**EXERCISE AIM:** Give these lines again with every "section-heading" switched to "heading" and everything else unchanged. Leave the pictures out.

**DATA RECORDS:**
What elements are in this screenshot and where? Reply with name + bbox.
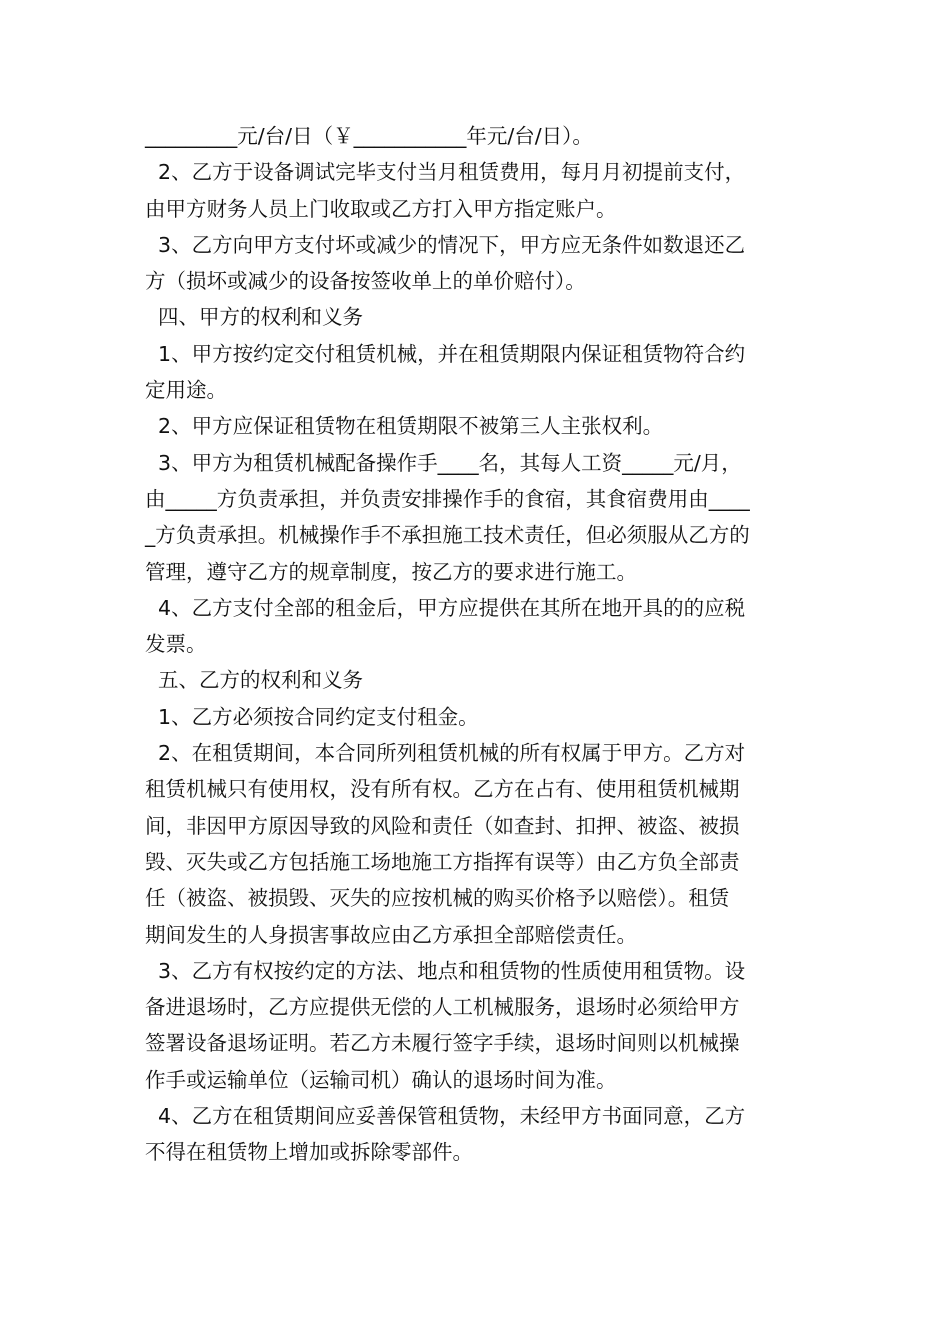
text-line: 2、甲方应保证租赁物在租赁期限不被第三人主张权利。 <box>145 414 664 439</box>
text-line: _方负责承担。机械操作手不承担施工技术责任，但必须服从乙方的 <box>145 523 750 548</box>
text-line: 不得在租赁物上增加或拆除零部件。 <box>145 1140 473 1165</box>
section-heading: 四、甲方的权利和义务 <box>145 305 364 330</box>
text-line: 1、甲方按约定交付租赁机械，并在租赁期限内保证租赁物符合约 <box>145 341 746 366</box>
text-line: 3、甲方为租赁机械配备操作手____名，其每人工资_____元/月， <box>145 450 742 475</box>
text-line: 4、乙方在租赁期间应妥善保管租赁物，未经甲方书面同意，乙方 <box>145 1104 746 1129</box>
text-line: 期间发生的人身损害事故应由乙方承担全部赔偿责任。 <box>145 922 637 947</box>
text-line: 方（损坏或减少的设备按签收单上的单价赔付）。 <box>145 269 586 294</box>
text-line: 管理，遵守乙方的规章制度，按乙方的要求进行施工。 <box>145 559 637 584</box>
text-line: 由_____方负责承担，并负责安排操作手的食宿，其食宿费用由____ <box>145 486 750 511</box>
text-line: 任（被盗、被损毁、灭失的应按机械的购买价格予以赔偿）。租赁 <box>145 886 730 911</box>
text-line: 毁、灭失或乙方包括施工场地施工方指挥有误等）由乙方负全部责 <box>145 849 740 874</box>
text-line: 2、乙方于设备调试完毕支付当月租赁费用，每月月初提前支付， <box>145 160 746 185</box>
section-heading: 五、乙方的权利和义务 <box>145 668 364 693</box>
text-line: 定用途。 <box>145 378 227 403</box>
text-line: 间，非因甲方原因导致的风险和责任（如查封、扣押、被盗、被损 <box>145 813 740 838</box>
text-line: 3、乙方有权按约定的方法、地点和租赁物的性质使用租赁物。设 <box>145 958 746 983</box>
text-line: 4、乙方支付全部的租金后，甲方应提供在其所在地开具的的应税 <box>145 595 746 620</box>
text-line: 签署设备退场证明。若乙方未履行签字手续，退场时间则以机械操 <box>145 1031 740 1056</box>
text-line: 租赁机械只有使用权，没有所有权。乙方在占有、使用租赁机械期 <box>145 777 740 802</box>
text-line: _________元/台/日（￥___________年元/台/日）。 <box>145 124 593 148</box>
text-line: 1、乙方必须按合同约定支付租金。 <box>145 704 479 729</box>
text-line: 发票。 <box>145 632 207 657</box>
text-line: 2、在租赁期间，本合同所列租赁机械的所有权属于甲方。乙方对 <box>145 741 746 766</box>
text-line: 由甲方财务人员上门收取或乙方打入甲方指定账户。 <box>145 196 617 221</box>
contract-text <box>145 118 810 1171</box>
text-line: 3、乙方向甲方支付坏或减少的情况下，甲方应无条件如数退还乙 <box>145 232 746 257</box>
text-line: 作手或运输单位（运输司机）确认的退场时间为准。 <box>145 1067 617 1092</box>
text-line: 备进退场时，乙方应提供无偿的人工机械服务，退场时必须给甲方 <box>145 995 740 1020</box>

**EXERCISE SOLUTION:**
What elements are in this screenshot and where? Reply with name + bbox.
text-line: 2、甲方应保证租赁物在租赁期限不被第三人主张权利。 <box>145 414 664 439</box>
text-line: _方负责承担。机械操作手不承担施工技术责任，但必须服从乙方的 <box>145 523 750 548</box>
text-line: 不得在租赁物上增加或拆除零部件。 <box>145 1140 473 1165</box>
heading: 四、甲方的权利和义务 <box>145 305 364 330</box>
text-line: 1、甲方按约定交付租赁机械，并在租赁期限内保证租赁物符合约 <box>145 341 746 366</box>
text-line: 3、甲方为租赁机械配备操作手____名，其每人工资_____元/月， <box>145 450 742 475</box>
text-line: 4、乙方在租赁期间应妥善保管租赁物，未经甲方书面同意，乙方 <box>145 1104 746 1129</box>
text-line: 期间发生的人身损害事故应由乙方承担全部赔偿责任。 <box>145 922 637 947</box>
text-line: 方（损坏或减少的设备按签收单上的单价赔付）。 <box>145 269 586 294</box>
text-line: 管理，遵守乙方的规章制度，按乙方的要求进行施工。 <box>145 559 637 584</box>
text-line: 由_____方负责承担，并负责安排操作手的食宿，其食宿费用由____ <box>145 486 750 511</box>
text-line: 任（被盗、被损毁、灭失的应按机械的购买价格予以赔偿）。租赁 <box>145 886 730 911</box>
text-line: 毁、灭失或乙方包括施工场地施工方指挥有误等）由乙方负全部责 <box>145 849 740 874</box>
text-line: 2、乙方于设备调试完毕支付当月租赁费用，每月月初提前支付， <box>145 160 746 185</box>
heading: 五、乙方的权利和义务 <box>145 668 364 693</box>
text-line: 定用途。 <box>145 378 227 403</box>
text-line: 间，非因甲方原因导致的风险和责任（如查封、扣押、被盗、被损 <box>145 813 740 838</box>
text-line: 3、乙方有权按约定的方法、地点和租赁物的性质使用租赁物。设 <box>145 958 746 983</box>
text-line: 4、乙方支付全部的租金后，甲方应提供在其所在地开具的的应税 <box>145 595 746 620</box>
text-line: 签署设备退场证明。若乙方未履行签字手续，退场时间则以机械操 <box>145 1031 740 1056</box>
text-line: 租赁机械只有使用权，没有所有权。乙方在占有、使用租赁机械期 <box>145 777 740 802</box>
text-line: _________元/台/日（￥___________年元/台/日）。 <box>145 124 593 148</box>
text-line: 1、乙方必须按合同约定支付租金。 <box>145 704 479 729</box>
text-line: 发票。 <box>145 632 207 657</box>
text-line: 2、在租赁期间，本合同所列租赁机械的所有权属于甲方。乙方对 <box>145 741 746 766</box>
text-line: 由甲方财务人员上门收取或乙方打入甲方指定账户。 <box>145 196 617 221</box>
contract-text <box>145 118 810 1171</box>
text-line: 3、乙方向甲方支付坏或减少的情况下，甲方应无条件如数退还乙 <box>145 232 746 257</box>
text-line: 作手或运输单位（运输司机）确认的退场时间为准。 <box>145 1067 617 1092</box>
text-line: 备进退场时，乙方应提供无偿的人工机械服务，退场时必须给甲方 <box>145 995 740 1020</box>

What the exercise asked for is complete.